== Material for this task ==
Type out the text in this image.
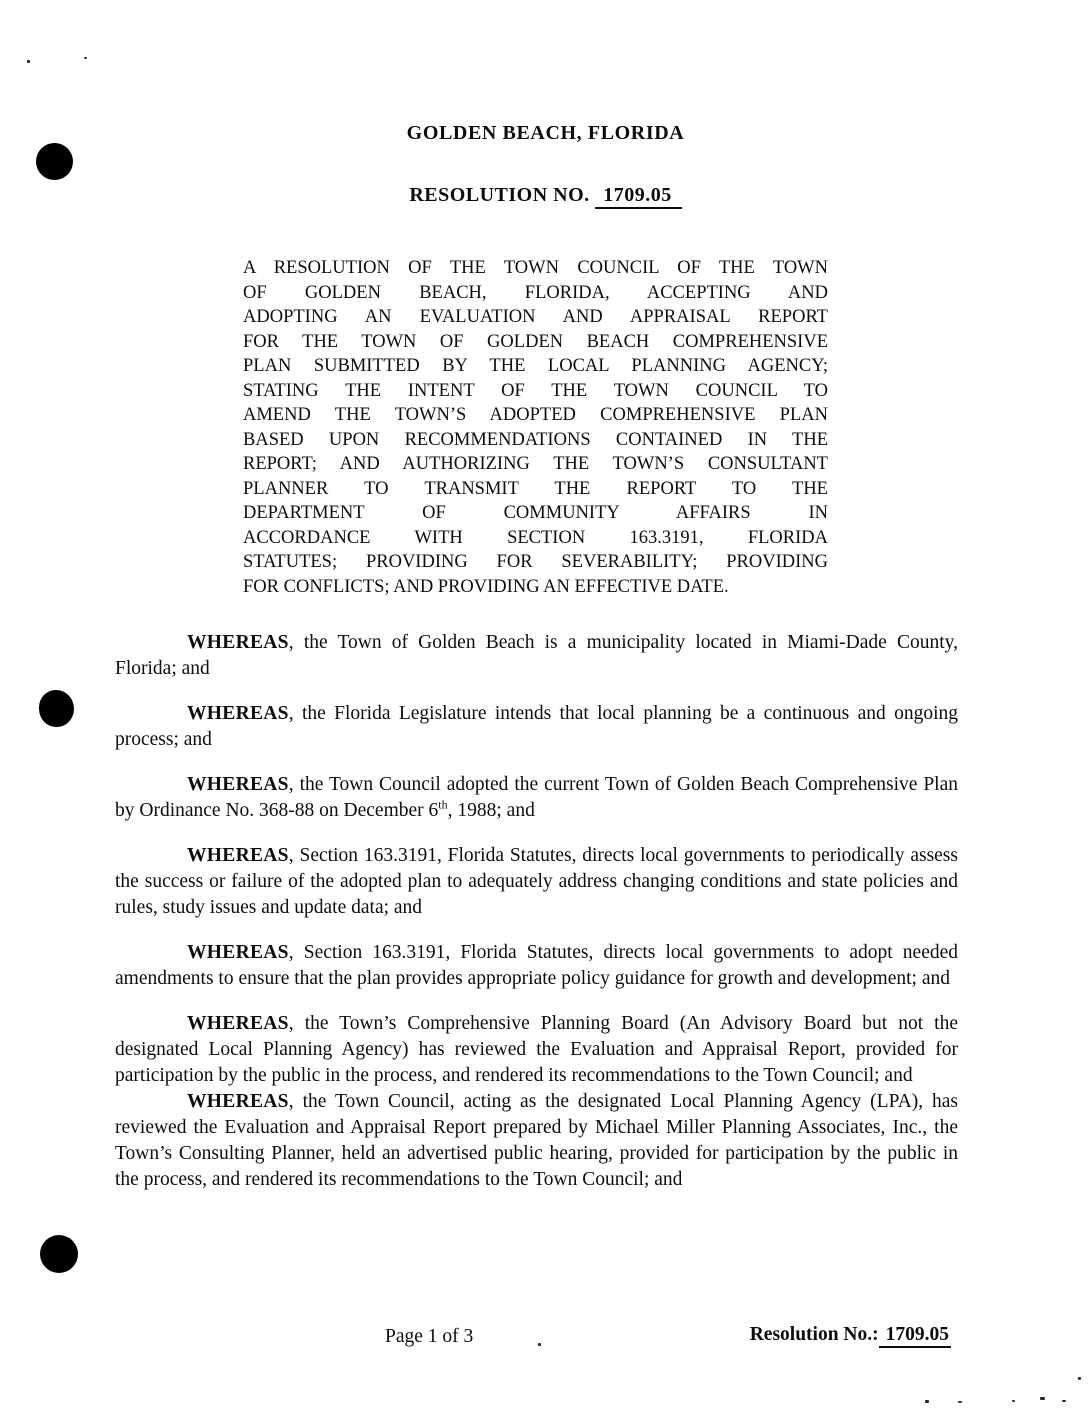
GOLDEN BEACH, FLORIDA
RESOLUTION NO. 1709.05
A RESOLUTION OF THE TOWN COUNCIL OF THE TOWN
OF GOLDEN BEACH, FLORIDA, ACCEPTING AND
ADOPTING AN EVALUATION AND APPRAISAL REPORT
FOR THE TOWN OF GOLDEN BEACH COMPREHENSIVE
PLAN SUBMITTED BY THE LOCAL PLANNING AGENCY;
STATING THE INTENT OF THE TOWN COUNCIL TO
AMEND THE TOWN’S ADOPTED COMPREHENSIVE PLAN
BASED UPON RECOMMENDATIONS CONTAINED IN THE
REPORT; AND AUTHORIZING THE TOWN’S CONSULTANT
PLANNER TO TRANSMIT THE REPORT TO THE
DEPARTMENT OF COMMUNITY AFFAIRS IN
ACCORDANCE WITH SECTION 163.3191, FLORIDA
STATUTES; PROVIDING FOR SEVERABILITY; PROVIDING
FOR CONFLICTS; AND PROVIDING AN EFFECTIVE DATE.

WHEREAS, the Town of Golden Beach is a municipality located in Miami-Dade County, Florida; and

WHEREAS, the Florida Legislature intends that local planning be a continuous and ongoing process; and

WHEREAS, the Town Council adopted the current Town of Golden Beach Comprehensive Plan by Ordinance No. 368-88 on December 6th, 1988; and

WHEREAS, Section 163.3191, Florida Statutes, directs local governments to periodically assess the success or failure of the adopted plan to adequately address changing conditions and state policies and rules, study issues and update data; and

WHEREAS, Section 163.3191, Florida Statutes, directs local governments to adopt needed amendments to ensure that the plan provides appropriate policy guidance for growth and development; and

WHEREAS, the Town’s Comprehensive Planning Board (An Advisory Board but not the designated Local Planning Agency) has reviewed the Evaluation and Appraisal Report, provided for participation by the public in the process, and rendered its recommendations to the Town Council; and

WHEREAS, the Town Council, acting as the designated Local Planning Agency (LPA), has reviewed the Evaluation and Appraisal Report prepared by Michael Miller Planning Associates, Inc., the Town’s Consulting Planner, held an advertised public hearing, provided for participation by the public in the process, and rendered its recommendations to the Town Council; and

Page 1 of 3	Resolution No.: 1709.05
===
→ Task details:
Lines containing the word "provided" must all be returned from the material above.

→ Solution for this problem:
WHEREAS, the Town’s Comprehensive Planning Board (An Advisory Board but not the designated Local Planning Agency) has reviewed the Evaluation and Appraisal Report, provided for participation by the public in the process, and rendered its recommendations to the Town Council; and
WHEREAS, the Town Council, acting as the designated Local Planning Agency (LPA), has reviewed the Evaluation and Appraisal Report prepared by Michael Miller Planning Associates, Inc., the Town’s Consulting Planner, held an advertised public hearing, provided for participation by the public in the process, and rendered its recommendations to the Town Council; and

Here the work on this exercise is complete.